[Figure record extracts]
--------------------

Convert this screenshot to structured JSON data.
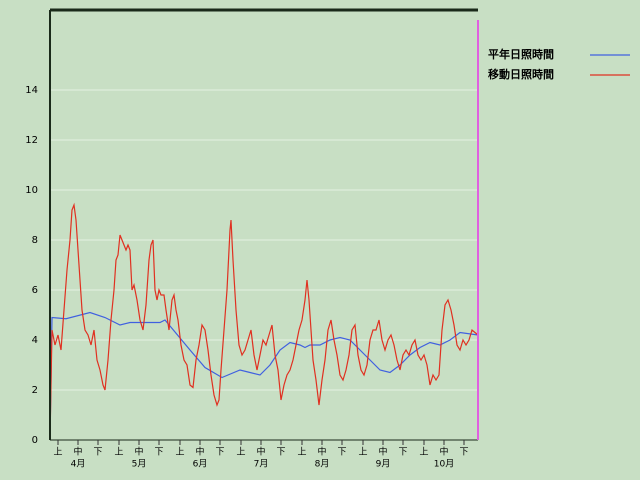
{
  "chart_data": {
    "type": "line",
    "xlim": [
      0,
      214
    ],
    "ylim": [
      0,
      17.2
    ],
    "yticks": [
      0,
      2,
      4,
      6,
      8,
      10,
      12,
      14
    ],
    "grid": true,
    "xticks": [
      {
        "value": 4,
        "label": "上"
      },
      {
        "value": 14,
        "label": "中"
      },
      {
        "value": 24,
        "label": "下"
      },
      {
        "value": 34.5,
        "label": "上"
      },
      {
        "value": 44.5,
        "label": "中"
      },
      {
        "value": 54.5,
        "label": "下"
      },
      {
        "value": 65,
        "label": "上"
      },
      {
        "value": 75,
        "label": "中"
      },
      {
        "value": 85,
        "label": "下"
      },
      {
        "value": 95.5,
        "label": "上"
      },
      {
        "value": 105.5,
        "label": "中"
      },
      {
        "value": 115.5,
        "label": "下"
      },
      {
        "value": 126,
        "label": "上"
      },
      {
        "value": 136,
        "label": "中"
      },
      {
        "value": 146,
        "label": "下"
      },
      {
        "value": 156.5,
        "label": "上"
      },
      {
        "value": 166.5,
        "label": "中"
      },
      {
        "value": 176.5,
        "label": "下"
      },
      {
        "value": 187,
        "label": "上"
      },
      {
        "value": 197,
        "label": "中"
      },
      {
        "value": 207,
        "label": "下"
      }
    ],
    "months": [
      "4月",
      "5月",
      "6月",
      "7月",
      "8月",
      "9月",
      "10月"
    ],
    "series": [
      {
        "name": "平年日照時間",
        "color": "#4060e0",
        "x": [
          0,
          1,
          8,
          20,
          27.5,
          35,
          40,
          55,
          57.5,
          70,
          77.5,
          86,
          95,
          100,
          105,
          110,
          115,
          120,
          125,
          127.5,
          130,
          135,
          140,
          145,
          150,
          155,
          160,
          165,
          170,
          175,
          180,
          185,
          190,
          195,
          200,
          205,
          214
        ],
        "values": [
          0,
          4.9,
          4.85,
          5.1,
          4.9,
          4.6,
          4.7,
          4.7,
          4.8,
          3.6,
          2.9,
          2.5,
          2.8,
          2.7,
          2.6,
          3.0,
          3.6,
          3.9,
          3.8,
          3.7,
          3.8,
          3.8,
          4.0,
          4.1,
          4.0,
          3.6,
          3.2,
          2.8,
          2.7,
          3.0,
          3.4,
          3.7,
          3.9,
          3.8,
          4.0,
          4.3,
          4.2
        ]
      },
      {
        "name": "移動日照時間",
        "color": "#e03020",
        "x": [
          0,
          1,
          2.5,
          4,
          5.5,
          7,
          8.5,
          10,
          11,
          12,
          13,
          14,
          15,
          16,
          17.5,
          19,
          20.5,
          22,
          23.5,
          25,
          26.5,
          27.5,
          29,
          30.5,
          32,
          33,
          34,
          35,
          36,
          37,
          38,
          39,
          40,
          41,
          42,
          43.5,
          45,
          46.5,
          48,
          49.5,
          50.5,
          51.5,
          52.5,
          53.5,
          54.5,
          55.5,
          57,
          58,
          59.5,
          61,
          62,
          63,
          64,
          65.5,
          67,
          68.5,
          70,
          71.5,
          73,
          74.5,
          76,
          77.5,
          79,
          80.5,
          82,
          83.5,
          84.5,
          85.5,
          87,
          88.5,
          90,
          90.5,
          91.5,
          93,
          94.5,
          96,
          97.5,
          99,
          100.5,
          102,
          103.5,
          105,
          106.5,
          108,
          109.5,
          111,
          112.5,
          114,
          115.5,
          117,
          118.5,
          120,
          121.5,
          123,
          124.5,
          126,
          127.5,
          128.5,
          129.5,
          130.5,
          131.5,
          133,
          134.5,
          136,
          137.5,
          139,
          140.5,
          142,
          143.5,
          145,
          146.5,
          148,
          149.5,
          151,
          152.5,
          154,
          155.5,
          157,
          158.5,
          160,
          161.5,
          163,
          164.5,
          166,
          167.5,
          169,
          170.5,
          172,
          173.5,
          175,
          176.5,
          178,
          179.5,
          181,
          182.5,
          184,
          185.5,
          187,
          188.5,
          190,
          191.5,
          193,
          194.5,
          196,
          197.5,
          199,
          200.5,
          202,
          203.5,
          205,
          206.5,
          208,
          209.5,
          211,
          214
        ],
        "values": [
          0,
          4.4,
          3.8,
          4.2,
          3.6,
          5.2,
          6.8,
          8.0,
          9.2,
          9.4,
          8.8,
          7.6,
          6.4,
          5.2,
          4.4,
          4.2,
          3.8,
          4.4,
          3.2,
          2.8,
          2.2,
          2.0,
          3.2,
          4.8,
          6.0,
          7.2,
          7.4,
          8.2,
          8.0,
          7.8,
          7.6,
          7.8,
          7.6,
          6.0,
          6.2,
          5.6,
          4.8,
          4.4,
          5.4,
          7.2,
          7.8,
          8.0,
          6.0,
          5.6,
          6.0,
          5.8,
          5.8,
          5.2,
          4.4,
          5.6,
          5.8,
          5.2,
          4.8,
          3.8,
          3.2,
          3.0,
          2.2,
          2.1,
          3.2,
          3.8,
          4.6,
          4.4,
          3.6,
          2.6,
          1.8,
          1.4,
          1.6,
          2.8,
          4.4,
          6.0,
          8.4,
          8.8,
          7.2,
          5.2,
          3.8,
          3.4,
          3.6,
          4.0,
          4.4,
          3.4,
          2.8,
          3.4,
          4.0,
          3.8,
          4.2,
          4.6,
          3.4,
          2.8,
          1.6,
          2.2,
          2.6,
          2.8,
          3.2,
          3.8,
          4.4,
          4.8,
          5.6,
          6.4,
          5.6,
          4.4,
          3.2,
          2.4,
          1.4,
          2.4,
          3.2,
          4.4,
          4.8,
          4.0,
          3.4,
          2.6,
          2.4,
          2.8,
          3.4,
          4.4,
          4.6,
          3.4,
          2.8,
          2.6,
          3.0,
          4.0,
          4.4,
          4.4,
          4.8,
          4.0,
          3.6,
          4.0,
          4.2,
          3.8,
          3.2,
          2.8,
          3.4,
          3.6,
          3.4,
          3.8,
          4.0,
          3.4,
          3.2,
          3.4,
          3.0,
          2.2,
          2.6,
          2.4,
          2.6,
          4.4,
          5.4,
          5.6,
          5.2,
          4.6,
          3.8,
          3.6,
          4.0,
          3.8,
          4.0,
          4.4,
          4.2
        ]
      }
    ]
  }
}
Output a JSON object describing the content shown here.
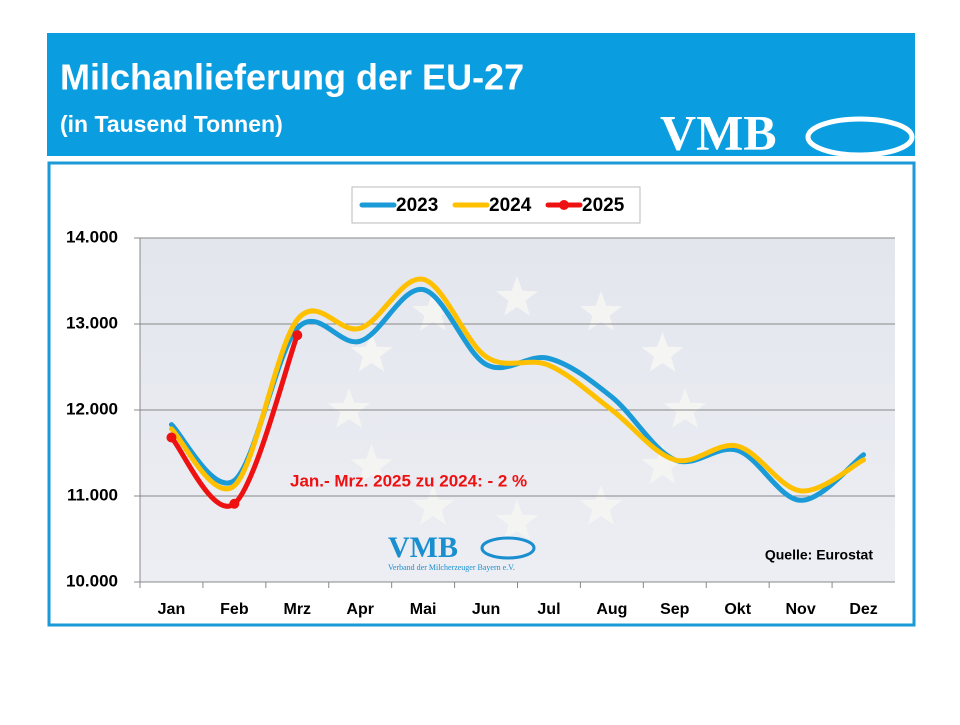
{
  "header": {
    "title": "Milchanlieferung der EU-27",
    "subtitle": "(in Tausend Tonnen)",
    "logo": "VMB"
  },
  "chart_data": {
    "type": "line",
    "categories": [
      "Jan",
      "Feb",
      "Mrz",
      "Apr",
      "Mai",
      "Jun",
      "Jul",
      "Aug",
      "Sep",
      "Okt",
      "Nov",
      "Dez"
    ],
    "series": [
      {
        "name": "2023",
        "color": "#1a9ad6",
        "values": [
          11830,
          11180,
          12950,
          12800,
          13400,
          12530,
          12600,
          12150,
          11420,
          11530,
          10950,
          11480
        ]
      },
      {
        "name": "2024",
        "color": "#ffc000",
        "values": [
          11780,
          11120,
          13050,
          12950,
          13520,
          12620,
          12520,
          12000,
          11420,
          11580,
          11060,
          11420
        ]
      },
      {
        "name": "2025",
        "color": "#ee1111",
        "values": [
          11680,
          10910,
          12870,
          null,
          null,
          null,
          null,
          null,
          null,
          null,
          null,
          null
        ]
      }
    ],
    "ylim": [
      10000,
      14000
    ],
    "yticks": [
      {
        "value": 10000,
        "label": "10.000"
      },
      {
        "value": 11000,
        "label": "11.000"
      },
      {
        "value": 12000,
        "label": "12.000"
      },
      {
        "value": 13000,
        "label": "13.000"
      },
      {
        "value": 14000,
        "label": "14.000"
      }
    ],
    "grid": true,
    "legend": "top",
    "annotation": "Jan.- Mrz. 2025 zu 2024: - 2 %",
    "source": "Quelle: Eurostat",
    "watermark": {
      "logo": "VMB",
      "text": "Verband der Milcherzeuger Bayern e.V."
    }
  }
}
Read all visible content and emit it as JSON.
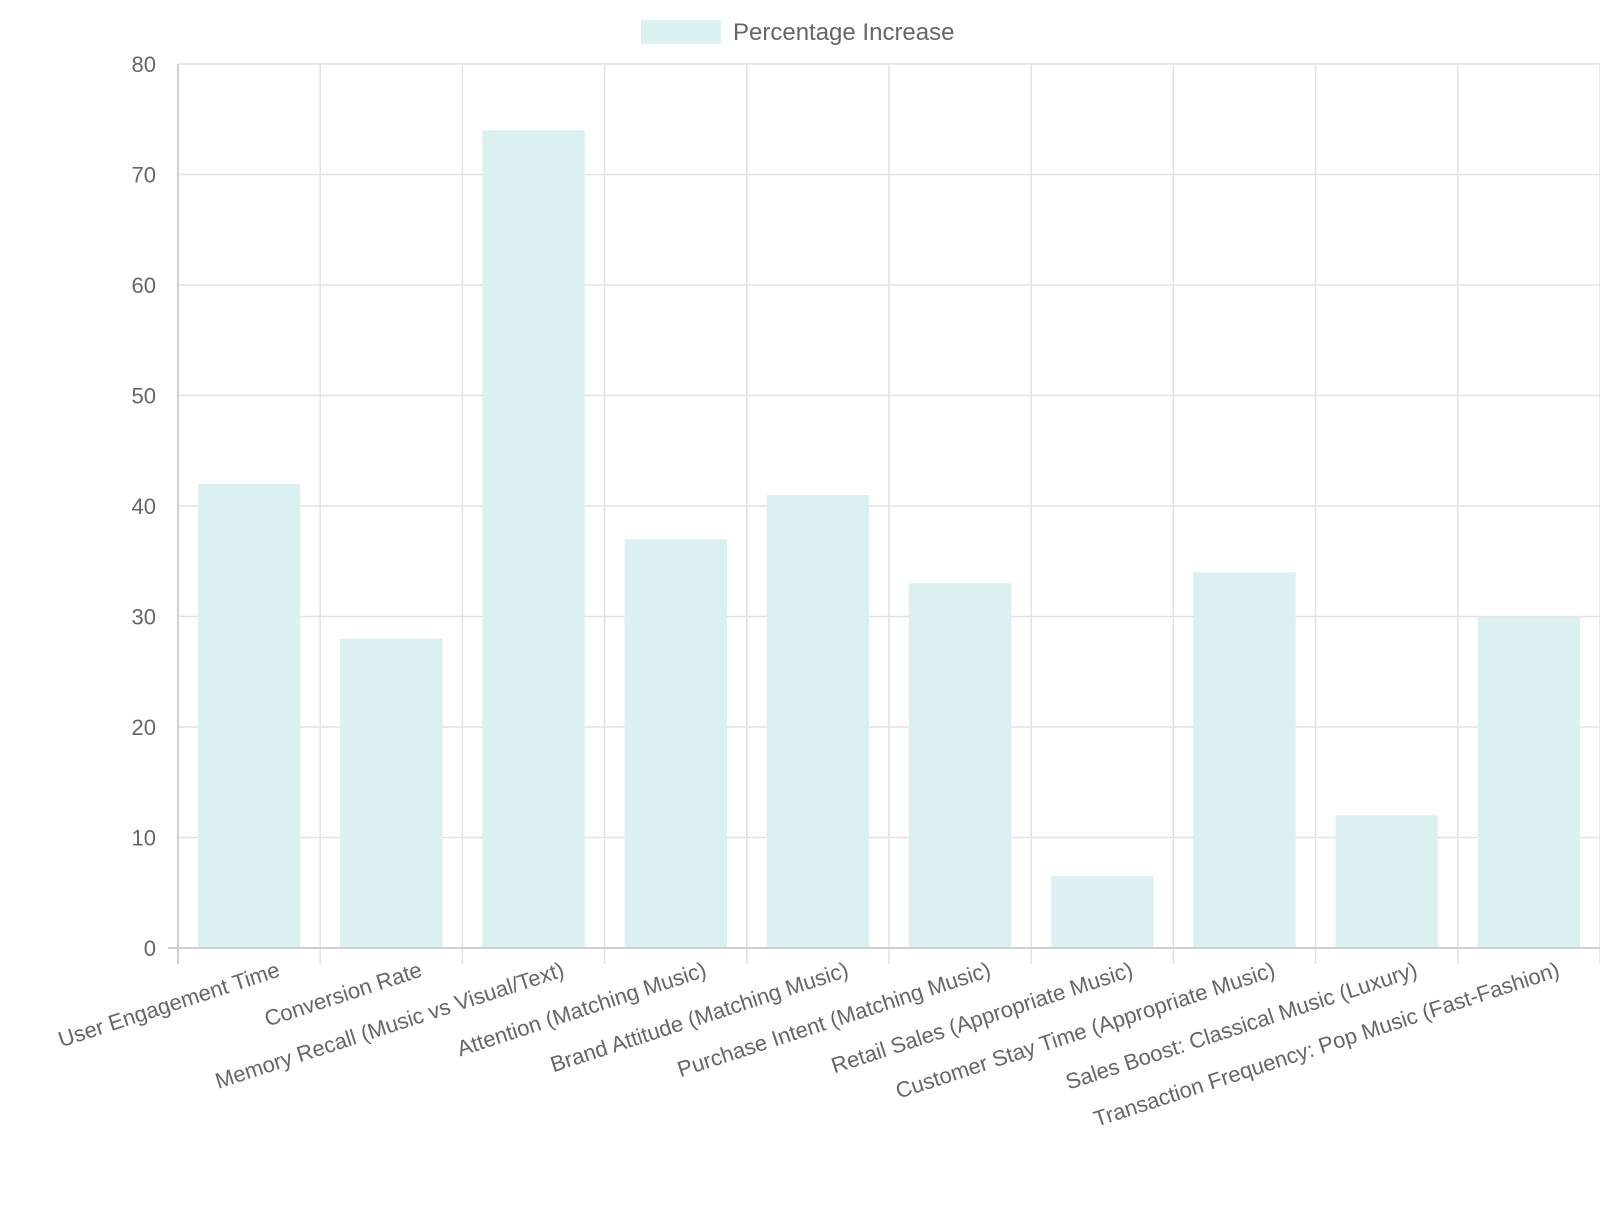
{
  "chart_data": {
    "type": "bar",
    "title": "",
    "xlabel": "",
    "ylabel": "",
    "categories": [
      "User Engagement Time",
      "Conversion Rate",
      "Memory Recall (Music vs Visual/Text)",
      "Attention (Matching Music)",
      "Brand Attitude (Matching Music)",
      "Purchase Intent (Matching Music)",
      "Retail Sales (Appropriate Music)",
      "Customer Stay Time (Appropriate Music)",
      "Sales Boost: Classical Music (Luxury)",
      "Transaction Frequency: Pop Music (Fast-Fashion)"
    ],
    "series": [
      {
        "name": "Percentage Increase",
        "values": [
          42,
          28,
          74,
          37,
          41,
          33,
          6.5,
          34,
          12,
          30
        ],
        "color": "#daf0f1"
      }
    ],
    "ylim": [
      0,
      80
    ],
    "yticks": [
      0,
      10,
      20,
      30,
      40,
      50,
      60,
      70,
      80
    ],
    "grid": true,
    "legend": "top-center"
  }
}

--------------------

> [TASK DESCRIPTION]
Gather from the entries above all lines that include the string "Sales".

> [SOLVED PROBLEM]
      "Retail Sales (Appropriate Music)",
      "Sales Boost: Classical Music (Luxury)",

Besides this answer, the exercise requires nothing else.